STATED EXERCISE 1:
Please transcribe everything in the shipbroker interview from "These are the" down to "members in the Nigerian transport & logistics industry?".
STATED EXERCISE 2:
According to the shipbroker interview, how many branches does the Institute's international network have?

With this collaboration we have the assurance that both the Institute of Chartered Shipbrokers, London, through its Nigeria Chapter, and Clarion Events West Africa would be able to contribute to the bottom-line of economic growth in this region.
3. What challenges do your members face when trying to increase their business development in the Nigerian transport & logistics industry?
They are numerous.
Lack of recognition of Nigerian Content in our professional field is a major challenge.
Freight-forwarding and Ship Agency services are more or less exclusively reserved for non-professionals and foreign companies respectively. Also, there are many pseudo-shipbrokers who block the professional Chartered shipbrokers from penetrating the industry. A good example is seen in the acquisition of second-hand offshore vessels where potential shipowners engage foreign pseudo-shipbrokers to handle their ship purchase for them instead of seeking the services of Nigerian professional Chartered shipbrokers, certified by the British Institution. Many times these shipowners are made to pay high prices for old vessels that are good enough only for the scrapyard. Such vessels end up not being operable after a couple of runs, thus becoming wrecks and economic drain artery for the nation; shipowners cannot pay back the bank loan taken for the vessel, the bank takes over the vessel and finds it difficult to find market for the scrap.
These are the key areas of concern.
4. And how has the Association helped to increase the business development of its members in the Nigerian transport & logistics industry?
As earlier stated, the Institute of Chartered Shipbrokers has just been officially launched the Nigerian Chapter in the first Quarter of this year, 2017. As a result of this, the presence of the global professional body for commercial shipping would soon be the talk of the Industry in Nigeria. The awareness is being created on continual basis and institutions, organizations and government parastatals that we have paid courtesy and collaborative visits to are already embracing us after introducing the Institute’s programmes and its role in contributing to improved profitable commercial shipping to them. Some of such bodies are the Maritime Arbitrators Association of Nigeria, Nigerian Association of Master Mariners, Nigerian Chamber of Shipping and the Nigerian Shippers Council.
The Institute further supports its members through the 25-branch networking internationally, which would always make doing business with foreign countries (eg buying newbuild or secondhand ships) much easier, safer and more secure, even in diverse legal jurisdictions.
5. How do you think the Federal Governments recent efforts to boost port and terminal activity will positively affect the transport & logistics industry?
Of late, the Federal Government has exercised its executive orders to rehabilitate the port access roads for easy movements of trucks to & fro our sea ports. We all know that the ports are the gateway to the nation’s economy; it is obvious that effective and efficient servicing of the access roads to provide good access free of traffic logjams, would make the ports contribute more to the nation’s GDP than ever before. Transport and logistics Industry would be positively affected as trailers and other trucks would have quick turnarounds with minimal delays as opposed to what has been hitherto happening, whereby trucks would be delayed on the access roads for days or weeks before reaching the port. This removal of higher lead times in cargo movements and introduction of lower turnaround times in supply chain would reduce costs of logistics and improve profitability while also contributing to ports de-congestion and ship’s quick turnarounds.

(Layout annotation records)
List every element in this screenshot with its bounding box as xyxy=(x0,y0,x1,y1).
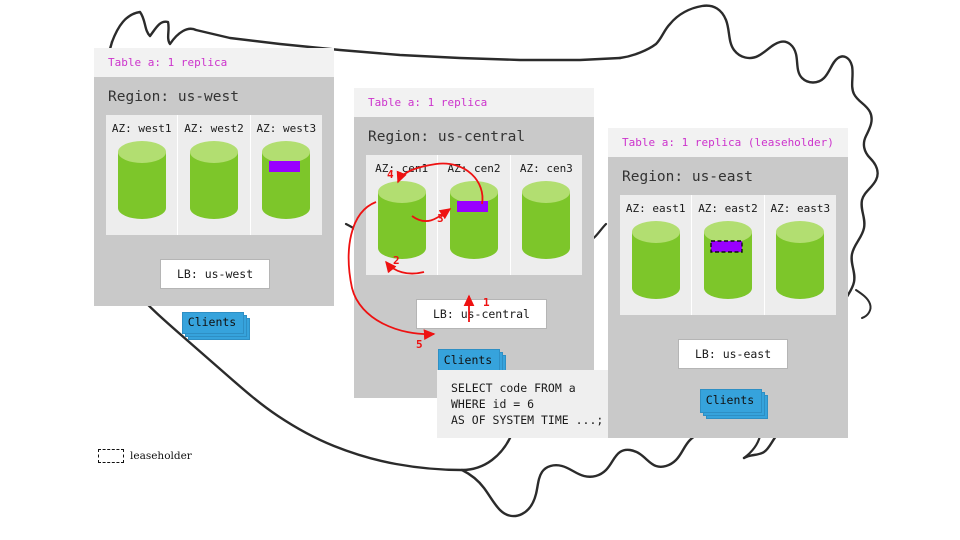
az-cell-east3[interactable]: AZ: east3 xyxy=(765,195,836,315)
flow-number-4: 4 xyxy=(387,168,394,181)
region-body-us-central: Region: us-central AZ: cen1 AZ: cen2 xyxy=(354,117,594,398)
flow-number-3: 3 xyxy=(437,212,444,225)
az-row-us-west: AZ: west1 AZ: west2 xyxy=(106,115,322,235)
region-panel-us-central: Table a: 1 replica Region: us-central AZ… xyxy=(354,88,594,398)
node-cylinder-east2[interactable] xyxy=(692,220,763,316)
node-cylinder-cen2[interactable] xyxy=(438,180,509,276)
region-body-us-west: Region: us-west AZ: west1 AZ: west2 xyxy=(94,77,334,306)
replica-block-west3 xyxy=(269,161,300,172)
region-panel-us-west: Table a: 1 replica Region: us-west AZ: w… xyxy=(94,48,334,306)
node-cylinder-east1[interactable] xyxy=(620,220,691,316)
flow-number-2: 2 xyxy=(393,254,400,267)
legend-label: leaseholder xyxy=(130,450,192,462)
legend-leaseholder: leaseholder xyxy=(98,449,192,463)
region-panel-us-east: Table a: 1 replica (leaseholder) Region:… xyxy=(608,128,848,438)
node-cylinder-east3[interactable] xyxy=(765,220,836,316)
leaseholder-swatch-icon xyxy=(98,449,124,463)
az-cell-east2[interactable]: AZ: east2 xyxy=(692,195,764,315)
node-cylinder-west3[interactable] xyxy=(251,140,322,236)
load-balancer-us-west[interactable]: LB: us-west xyxy=(160,259,270,289)
load-balancer-us-central[interactable]: LB: us-central xyxy=(416,299,547,329)
region-header-us-west: Table a: 1 replica xyxy=(94,48,334,77)
node-cylinder-cen3[interactable] xyxy=(511,180,582,276)
load-balancer-us-east[interactable]: LB: us-east xyxy=(678,339,788,369)
az-label-west1: AZ: west1 xyxy=(106,115,177,140)
az-label-cen1: AZ: cen1 xyxy=(366,155,437,180)
clients-stack-us-central[interactable]: Clients xyxy=(438,349,502,373)
clients-label-us-west: Clients xyxy=(182,312,242,332)
flow-number-5: 5 xyxy=(416,338,423,351)
sql-query-box: SELECT code FROM a WHERE id = 6 AS OF SY… xyxy=(437,370,610,438)
node-cylinder-west1[interactable] xyxy=(106,140,177,236)
clients-stack-us-east[interactable]: Clients xyxy=(700,389,764,413)
az-label-east2: AZ: east2 xyxy=(692,195,763,220)
flow-number-1: 1 xyxy=(483,296,490,309)
az-label-cen2: AZ: cen2 xyxy=(438,155,509,180)
az-cell-cen1[interactable]: AZ: cen1 xyxy=(366,155,438,275)
clients-label-us-central: Clients xyxy=(438,349,498,371)
node-cylinder-cen1[interactable] xyxy=(366,180,437,276)
replica-block-cen2 xyxy=(457,201,488,212)
region-title-us-east: Region: us-east xyxy=(608,157,848,195)
az-label-west2: AZ: west2 xyxy=(178,115,249,140)
az-cell-west2[interactable]: AZ: west2 xyxy=(178,115,250,235)
az-label-west3: AZ: west3 xyxy=(251,115,322,140)
az-cell-west3[interactable]: AZ: west3 xyxy=(251,115,322,235)
region-body-us-east: Region: us-east AZ: east1 AZ: east2 xyxy=(608,157,848,438)
diagram-canvas: Table a: 1 replica Region: us-west AZ: w… xyxy=(0,0,960,540)
node-cylinder-west2[interactable] xyxy=(178,140,249,236)
region-header-us-east: Table a: 1 replica (leaseholder) xyxy=(608,128,848,157)
region-header-us-central: Table a: 1 replica xyxy=(354,88,594,117)
az-cell-east1[interactable]: AZ: east1 xyxy=(620,195,692,315)
az-row-us-east: AZ: east1 AZ: east2 xyxy=(620,195,836,315)
az-cell-cen3[interactable]: AZ: cen3 xyxy=(511,155,582,275)
clients-label-us-east: Clients xyxy=(700,389,760,411)
region-title-us-west: Region: us-west xyxy=(94,77,334,115)
clients-stack-us-west[interactable]: Clients xyxy=(182,312,246,336)
az-cell-west1[interactable]: AZ: west1 xyxy=(106,115,178,235)
region-title-us-central: Region: us-central xyxy=(354,117,594,155)
az-label-cen3: AZ: cen3 xyxy=(511,155,582,180)
az-cell-cen2[interactable]: AZ: cen2 xyxy=(438,155,510,275)
replica-block-east2-leaseholder xyxy=(711,241,742,252)
az-label-east3: AZ: east3 xyxy=(765,195,836,220)
az-label-east1: AZ: east1 xyxy=(620,195,691,220)
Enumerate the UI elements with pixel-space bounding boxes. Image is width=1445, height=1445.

FINAL RESULT 1:
These are the key areas of concern.
4. And how has the Association helped to increase the business development of its members in the Nigerian transport & logistics industry?

FINAL RESULT 2:
25 branches.